- WORK TO COMPLETE -
Filter the entries, keeping every line with the word "Traffic".

- EXTRACTED RECORDS -
-- start --

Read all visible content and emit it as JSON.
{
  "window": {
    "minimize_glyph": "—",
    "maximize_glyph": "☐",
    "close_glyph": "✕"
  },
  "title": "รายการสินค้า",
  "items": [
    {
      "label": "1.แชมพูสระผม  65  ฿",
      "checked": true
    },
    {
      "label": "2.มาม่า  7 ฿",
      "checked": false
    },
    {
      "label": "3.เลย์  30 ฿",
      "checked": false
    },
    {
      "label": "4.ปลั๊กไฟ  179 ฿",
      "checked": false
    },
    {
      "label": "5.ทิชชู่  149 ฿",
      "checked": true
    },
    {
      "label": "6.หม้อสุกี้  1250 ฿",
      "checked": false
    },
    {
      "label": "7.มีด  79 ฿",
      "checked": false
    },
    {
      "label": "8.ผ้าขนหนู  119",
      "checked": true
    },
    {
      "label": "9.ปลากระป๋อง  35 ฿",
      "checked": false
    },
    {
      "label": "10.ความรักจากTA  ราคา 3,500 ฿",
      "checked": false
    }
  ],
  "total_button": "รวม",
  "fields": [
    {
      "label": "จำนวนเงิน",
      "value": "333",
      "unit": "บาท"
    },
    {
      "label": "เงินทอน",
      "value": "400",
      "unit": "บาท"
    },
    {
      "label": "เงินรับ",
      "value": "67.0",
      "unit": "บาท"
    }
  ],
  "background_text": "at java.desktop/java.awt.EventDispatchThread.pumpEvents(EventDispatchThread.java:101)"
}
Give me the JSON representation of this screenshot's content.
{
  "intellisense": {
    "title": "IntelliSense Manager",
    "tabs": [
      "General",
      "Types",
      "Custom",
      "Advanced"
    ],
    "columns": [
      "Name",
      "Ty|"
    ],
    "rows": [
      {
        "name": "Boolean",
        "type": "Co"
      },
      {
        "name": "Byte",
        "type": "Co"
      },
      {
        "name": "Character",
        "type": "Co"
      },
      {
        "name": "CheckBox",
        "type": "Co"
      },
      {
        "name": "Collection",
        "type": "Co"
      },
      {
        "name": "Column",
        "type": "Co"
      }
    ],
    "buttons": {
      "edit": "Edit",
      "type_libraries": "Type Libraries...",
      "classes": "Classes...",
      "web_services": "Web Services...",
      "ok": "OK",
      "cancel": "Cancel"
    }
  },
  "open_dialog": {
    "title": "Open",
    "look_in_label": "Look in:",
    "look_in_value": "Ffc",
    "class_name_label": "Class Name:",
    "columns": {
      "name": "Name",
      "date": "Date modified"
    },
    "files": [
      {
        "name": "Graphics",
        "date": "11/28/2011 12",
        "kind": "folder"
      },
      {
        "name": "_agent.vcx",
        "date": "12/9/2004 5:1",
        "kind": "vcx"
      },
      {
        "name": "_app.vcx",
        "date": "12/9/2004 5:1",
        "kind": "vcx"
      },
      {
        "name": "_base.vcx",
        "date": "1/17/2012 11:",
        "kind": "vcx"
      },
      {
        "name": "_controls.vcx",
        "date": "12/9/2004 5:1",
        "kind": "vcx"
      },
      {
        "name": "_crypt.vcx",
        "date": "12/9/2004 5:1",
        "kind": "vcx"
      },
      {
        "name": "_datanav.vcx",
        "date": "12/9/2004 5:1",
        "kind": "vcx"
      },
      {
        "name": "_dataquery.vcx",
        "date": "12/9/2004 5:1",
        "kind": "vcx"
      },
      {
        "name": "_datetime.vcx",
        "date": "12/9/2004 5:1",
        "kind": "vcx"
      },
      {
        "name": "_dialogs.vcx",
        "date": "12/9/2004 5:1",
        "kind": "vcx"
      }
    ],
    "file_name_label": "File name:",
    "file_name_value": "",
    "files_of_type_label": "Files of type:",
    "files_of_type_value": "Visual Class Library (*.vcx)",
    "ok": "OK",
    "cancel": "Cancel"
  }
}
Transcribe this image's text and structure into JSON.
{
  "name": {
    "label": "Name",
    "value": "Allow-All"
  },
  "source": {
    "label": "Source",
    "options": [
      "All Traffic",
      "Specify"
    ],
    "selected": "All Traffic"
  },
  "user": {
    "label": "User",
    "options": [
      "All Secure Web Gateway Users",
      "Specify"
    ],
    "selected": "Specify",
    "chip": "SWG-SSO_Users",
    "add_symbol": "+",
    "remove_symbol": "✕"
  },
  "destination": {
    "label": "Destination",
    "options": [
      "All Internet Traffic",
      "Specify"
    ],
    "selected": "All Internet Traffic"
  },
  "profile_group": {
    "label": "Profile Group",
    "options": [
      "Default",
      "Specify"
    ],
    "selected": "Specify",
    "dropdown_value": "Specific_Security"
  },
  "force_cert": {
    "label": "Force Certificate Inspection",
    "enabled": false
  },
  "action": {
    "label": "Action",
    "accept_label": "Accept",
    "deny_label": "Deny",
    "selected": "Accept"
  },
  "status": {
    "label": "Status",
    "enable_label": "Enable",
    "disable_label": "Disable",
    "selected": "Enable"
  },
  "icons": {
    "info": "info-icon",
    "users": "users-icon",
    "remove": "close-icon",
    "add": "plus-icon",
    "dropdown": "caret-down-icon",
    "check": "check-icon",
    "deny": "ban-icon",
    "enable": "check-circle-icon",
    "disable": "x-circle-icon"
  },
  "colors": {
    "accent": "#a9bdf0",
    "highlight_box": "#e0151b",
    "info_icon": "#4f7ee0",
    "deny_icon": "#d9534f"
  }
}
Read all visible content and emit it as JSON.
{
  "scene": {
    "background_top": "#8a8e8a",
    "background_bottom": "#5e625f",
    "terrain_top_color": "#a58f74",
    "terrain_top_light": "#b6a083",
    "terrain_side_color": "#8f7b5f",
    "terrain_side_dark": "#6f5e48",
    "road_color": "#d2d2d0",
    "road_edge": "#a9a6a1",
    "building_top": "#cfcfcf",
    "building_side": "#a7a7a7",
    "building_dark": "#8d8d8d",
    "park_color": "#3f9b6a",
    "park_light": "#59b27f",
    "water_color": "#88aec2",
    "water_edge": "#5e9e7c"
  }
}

-- end --

- RESPONSE TO THE TASK -
      "All Traffic",
    "selected": "All Traffic"
      "All Internet Traffic",
    "selected": "All Internet Traffic"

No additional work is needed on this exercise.